• Dataset excerpt:
══════════

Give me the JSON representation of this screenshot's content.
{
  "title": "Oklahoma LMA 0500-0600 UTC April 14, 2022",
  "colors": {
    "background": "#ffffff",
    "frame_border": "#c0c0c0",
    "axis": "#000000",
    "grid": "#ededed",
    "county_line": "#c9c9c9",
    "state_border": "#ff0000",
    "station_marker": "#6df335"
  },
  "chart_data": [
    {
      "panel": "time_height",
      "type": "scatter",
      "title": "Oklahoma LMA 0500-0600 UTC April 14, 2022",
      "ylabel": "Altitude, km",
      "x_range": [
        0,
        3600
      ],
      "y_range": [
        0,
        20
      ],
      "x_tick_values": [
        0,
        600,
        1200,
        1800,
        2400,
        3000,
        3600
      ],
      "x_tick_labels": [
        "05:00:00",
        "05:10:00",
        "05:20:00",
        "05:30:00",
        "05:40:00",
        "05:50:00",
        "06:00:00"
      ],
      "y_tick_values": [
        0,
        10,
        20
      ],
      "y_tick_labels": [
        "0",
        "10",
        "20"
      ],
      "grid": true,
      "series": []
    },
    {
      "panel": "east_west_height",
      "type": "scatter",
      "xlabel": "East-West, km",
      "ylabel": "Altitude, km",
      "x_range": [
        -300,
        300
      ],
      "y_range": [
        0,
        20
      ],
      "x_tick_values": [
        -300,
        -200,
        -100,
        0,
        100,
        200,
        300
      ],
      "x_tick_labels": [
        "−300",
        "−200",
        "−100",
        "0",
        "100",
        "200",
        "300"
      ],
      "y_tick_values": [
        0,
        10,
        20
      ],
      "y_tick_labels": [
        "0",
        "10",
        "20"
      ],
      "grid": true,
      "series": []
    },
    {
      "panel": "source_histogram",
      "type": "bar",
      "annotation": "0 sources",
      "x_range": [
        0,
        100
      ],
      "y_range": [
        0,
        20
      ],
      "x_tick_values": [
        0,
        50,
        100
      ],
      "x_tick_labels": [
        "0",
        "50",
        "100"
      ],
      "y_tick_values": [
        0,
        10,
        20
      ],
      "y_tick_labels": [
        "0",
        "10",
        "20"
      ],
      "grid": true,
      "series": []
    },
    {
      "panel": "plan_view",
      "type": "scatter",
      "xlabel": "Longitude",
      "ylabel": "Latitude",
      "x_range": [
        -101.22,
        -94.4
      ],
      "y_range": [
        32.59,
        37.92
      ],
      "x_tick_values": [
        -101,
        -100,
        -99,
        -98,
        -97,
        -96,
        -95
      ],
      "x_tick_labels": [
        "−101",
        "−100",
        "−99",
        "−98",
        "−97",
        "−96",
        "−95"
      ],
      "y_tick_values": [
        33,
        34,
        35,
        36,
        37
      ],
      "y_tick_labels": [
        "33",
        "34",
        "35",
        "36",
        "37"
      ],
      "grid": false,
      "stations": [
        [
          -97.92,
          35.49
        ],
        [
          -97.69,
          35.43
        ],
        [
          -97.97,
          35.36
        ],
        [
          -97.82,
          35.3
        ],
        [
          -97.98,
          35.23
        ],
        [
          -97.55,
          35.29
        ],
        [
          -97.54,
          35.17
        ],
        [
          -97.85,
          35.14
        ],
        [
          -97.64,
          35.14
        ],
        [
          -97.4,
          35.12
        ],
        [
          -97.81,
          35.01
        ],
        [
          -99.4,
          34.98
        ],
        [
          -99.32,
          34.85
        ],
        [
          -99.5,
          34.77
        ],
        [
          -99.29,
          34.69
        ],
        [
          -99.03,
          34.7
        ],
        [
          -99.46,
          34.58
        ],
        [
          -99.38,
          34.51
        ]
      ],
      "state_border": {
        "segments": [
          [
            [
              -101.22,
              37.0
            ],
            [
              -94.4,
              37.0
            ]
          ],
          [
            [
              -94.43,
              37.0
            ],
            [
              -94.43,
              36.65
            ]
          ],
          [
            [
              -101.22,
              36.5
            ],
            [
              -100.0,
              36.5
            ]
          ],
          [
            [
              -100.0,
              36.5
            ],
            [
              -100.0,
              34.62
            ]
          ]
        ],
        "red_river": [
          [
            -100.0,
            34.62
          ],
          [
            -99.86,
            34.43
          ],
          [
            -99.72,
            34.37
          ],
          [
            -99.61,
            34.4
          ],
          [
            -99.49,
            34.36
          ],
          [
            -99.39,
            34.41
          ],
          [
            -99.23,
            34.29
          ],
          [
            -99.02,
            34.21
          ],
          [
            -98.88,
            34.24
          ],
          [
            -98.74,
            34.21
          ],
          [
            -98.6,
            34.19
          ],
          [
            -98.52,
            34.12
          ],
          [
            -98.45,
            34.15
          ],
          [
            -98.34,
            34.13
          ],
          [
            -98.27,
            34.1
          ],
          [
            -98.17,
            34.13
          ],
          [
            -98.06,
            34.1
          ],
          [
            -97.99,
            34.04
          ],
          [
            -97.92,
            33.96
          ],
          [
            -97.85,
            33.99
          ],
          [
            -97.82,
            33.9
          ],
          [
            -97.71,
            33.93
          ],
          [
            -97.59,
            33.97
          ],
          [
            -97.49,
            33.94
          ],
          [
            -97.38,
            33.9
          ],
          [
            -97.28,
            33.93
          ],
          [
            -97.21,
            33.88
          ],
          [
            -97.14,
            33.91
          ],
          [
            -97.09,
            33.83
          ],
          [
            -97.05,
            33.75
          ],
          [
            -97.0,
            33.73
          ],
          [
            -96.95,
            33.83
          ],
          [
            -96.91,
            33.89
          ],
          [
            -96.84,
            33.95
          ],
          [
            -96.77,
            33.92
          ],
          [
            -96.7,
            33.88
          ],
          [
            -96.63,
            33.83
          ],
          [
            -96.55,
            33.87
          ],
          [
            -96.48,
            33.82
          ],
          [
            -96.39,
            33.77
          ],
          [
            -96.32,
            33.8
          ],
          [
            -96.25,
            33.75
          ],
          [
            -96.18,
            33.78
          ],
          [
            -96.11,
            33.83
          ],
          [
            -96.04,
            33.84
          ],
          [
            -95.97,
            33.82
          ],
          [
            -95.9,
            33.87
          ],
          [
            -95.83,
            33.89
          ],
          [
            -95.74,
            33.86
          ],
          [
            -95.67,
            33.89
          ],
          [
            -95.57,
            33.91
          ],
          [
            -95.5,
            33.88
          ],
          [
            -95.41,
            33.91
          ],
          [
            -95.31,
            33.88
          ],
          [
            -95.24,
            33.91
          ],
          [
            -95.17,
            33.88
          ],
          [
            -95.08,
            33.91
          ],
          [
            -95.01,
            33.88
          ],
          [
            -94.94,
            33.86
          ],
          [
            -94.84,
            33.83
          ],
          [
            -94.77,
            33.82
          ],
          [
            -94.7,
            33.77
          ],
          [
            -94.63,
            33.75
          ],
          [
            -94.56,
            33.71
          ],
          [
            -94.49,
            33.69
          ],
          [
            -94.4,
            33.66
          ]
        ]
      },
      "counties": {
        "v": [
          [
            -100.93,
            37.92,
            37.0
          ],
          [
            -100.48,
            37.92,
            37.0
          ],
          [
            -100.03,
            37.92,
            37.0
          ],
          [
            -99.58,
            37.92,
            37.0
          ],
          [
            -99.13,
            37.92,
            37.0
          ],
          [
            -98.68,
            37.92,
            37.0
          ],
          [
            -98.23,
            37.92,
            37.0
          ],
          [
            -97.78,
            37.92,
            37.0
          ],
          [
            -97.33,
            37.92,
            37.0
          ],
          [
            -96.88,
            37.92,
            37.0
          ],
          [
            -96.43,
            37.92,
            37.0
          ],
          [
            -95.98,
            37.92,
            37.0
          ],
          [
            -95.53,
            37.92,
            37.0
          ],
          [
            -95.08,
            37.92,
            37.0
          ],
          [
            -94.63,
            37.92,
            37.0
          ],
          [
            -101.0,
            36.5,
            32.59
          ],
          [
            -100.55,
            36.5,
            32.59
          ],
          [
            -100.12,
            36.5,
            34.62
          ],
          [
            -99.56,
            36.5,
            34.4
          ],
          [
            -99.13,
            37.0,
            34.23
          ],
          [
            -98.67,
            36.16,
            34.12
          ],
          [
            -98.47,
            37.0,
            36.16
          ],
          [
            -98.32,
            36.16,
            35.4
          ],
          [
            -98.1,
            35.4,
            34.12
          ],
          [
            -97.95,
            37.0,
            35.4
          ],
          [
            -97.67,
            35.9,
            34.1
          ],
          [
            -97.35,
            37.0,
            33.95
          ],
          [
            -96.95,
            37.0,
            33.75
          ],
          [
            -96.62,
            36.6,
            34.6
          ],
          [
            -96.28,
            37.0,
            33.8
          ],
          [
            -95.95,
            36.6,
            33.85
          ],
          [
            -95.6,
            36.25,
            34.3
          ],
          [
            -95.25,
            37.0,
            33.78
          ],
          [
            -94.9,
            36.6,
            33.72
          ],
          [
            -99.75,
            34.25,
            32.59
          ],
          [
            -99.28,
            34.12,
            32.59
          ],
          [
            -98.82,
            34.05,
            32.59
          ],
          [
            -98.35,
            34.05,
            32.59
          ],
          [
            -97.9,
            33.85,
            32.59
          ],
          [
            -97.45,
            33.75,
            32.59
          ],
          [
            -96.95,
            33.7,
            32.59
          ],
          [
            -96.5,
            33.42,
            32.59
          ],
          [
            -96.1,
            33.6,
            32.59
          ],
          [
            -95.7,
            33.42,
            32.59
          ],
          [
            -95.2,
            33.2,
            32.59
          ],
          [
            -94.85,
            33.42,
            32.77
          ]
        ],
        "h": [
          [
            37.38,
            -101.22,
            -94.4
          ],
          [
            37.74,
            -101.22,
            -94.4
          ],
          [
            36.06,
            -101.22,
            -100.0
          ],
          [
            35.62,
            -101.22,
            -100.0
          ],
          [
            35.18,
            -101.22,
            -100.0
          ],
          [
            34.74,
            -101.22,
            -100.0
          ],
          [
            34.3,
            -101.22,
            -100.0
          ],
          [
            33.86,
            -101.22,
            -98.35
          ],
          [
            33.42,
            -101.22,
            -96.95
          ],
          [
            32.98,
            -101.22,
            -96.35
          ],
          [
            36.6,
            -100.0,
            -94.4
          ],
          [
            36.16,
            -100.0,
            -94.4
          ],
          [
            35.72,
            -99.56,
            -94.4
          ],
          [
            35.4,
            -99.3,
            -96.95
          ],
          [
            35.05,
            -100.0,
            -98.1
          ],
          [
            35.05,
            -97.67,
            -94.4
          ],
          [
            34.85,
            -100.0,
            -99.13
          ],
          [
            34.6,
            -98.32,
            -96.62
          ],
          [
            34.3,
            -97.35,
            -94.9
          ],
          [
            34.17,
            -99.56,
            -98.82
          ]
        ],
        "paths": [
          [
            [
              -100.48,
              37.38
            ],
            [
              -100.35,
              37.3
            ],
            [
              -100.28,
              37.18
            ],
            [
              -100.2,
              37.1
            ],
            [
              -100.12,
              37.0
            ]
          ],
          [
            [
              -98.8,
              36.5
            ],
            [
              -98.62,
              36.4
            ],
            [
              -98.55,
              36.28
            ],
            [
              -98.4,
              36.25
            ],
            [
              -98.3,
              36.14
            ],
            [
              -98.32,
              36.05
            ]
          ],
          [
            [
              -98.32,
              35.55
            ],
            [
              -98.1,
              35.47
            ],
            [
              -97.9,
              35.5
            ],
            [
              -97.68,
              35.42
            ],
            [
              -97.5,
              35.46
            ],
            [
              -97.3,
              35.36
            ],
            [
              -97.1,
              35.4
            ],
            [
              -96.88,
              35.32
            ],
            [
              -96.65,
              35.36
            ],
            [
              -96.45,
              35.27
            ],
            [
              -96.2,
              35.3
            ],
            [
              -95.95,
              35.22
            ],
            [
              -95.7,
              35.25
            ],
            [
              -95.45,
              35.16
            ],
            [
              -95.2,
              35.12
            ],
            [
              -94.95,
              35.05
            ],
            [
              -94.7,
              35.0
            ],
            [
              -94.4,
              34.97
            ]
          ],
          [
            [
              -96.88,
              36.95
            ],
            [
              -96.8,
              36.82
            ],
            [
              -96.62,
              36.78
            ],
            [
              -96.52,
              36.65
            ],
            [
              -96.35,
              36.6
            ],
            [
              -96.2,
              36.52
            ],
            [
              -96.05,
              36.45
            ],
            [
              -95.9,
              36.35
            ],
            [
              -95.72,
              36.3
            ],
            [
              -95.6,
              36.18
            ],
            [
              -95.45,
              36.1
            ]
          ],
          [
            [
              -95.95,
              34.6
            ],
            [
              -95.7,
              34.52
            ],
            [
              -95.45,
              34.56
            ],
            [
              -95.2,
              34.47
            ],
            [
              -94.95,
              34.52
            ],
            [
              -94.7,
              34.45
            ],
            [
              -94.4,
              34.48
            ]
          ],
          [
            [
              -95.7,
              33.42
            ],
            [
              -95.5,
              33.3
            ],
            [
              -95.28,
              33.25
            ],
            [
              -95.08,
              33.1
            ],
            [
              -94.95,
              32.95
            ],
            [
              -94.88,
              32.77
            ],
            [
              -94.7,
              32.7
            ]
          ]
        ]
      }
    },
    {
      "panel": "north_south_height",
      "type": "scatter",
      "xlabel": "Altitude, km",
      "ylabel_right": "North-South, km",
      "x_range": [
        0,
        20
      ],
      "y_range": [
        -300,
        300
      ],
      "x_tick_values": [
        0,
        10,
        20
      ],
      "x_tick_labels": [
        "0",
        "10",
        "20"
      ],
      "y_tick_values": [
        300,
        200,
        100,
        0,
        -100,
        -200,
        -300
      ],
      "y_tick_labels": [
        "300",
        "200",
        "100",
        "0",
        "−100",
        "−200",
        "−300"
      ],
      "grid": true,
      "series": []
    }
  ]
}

══════════

• EXERCISE:
Copy each line of the preceding data that contains the string "xlabel".

• COMPLETE OUTPUT:
      "xlabel": "East-West, km",
      "xlabel": "Longitude",
      "xlabel": "Altitude, km",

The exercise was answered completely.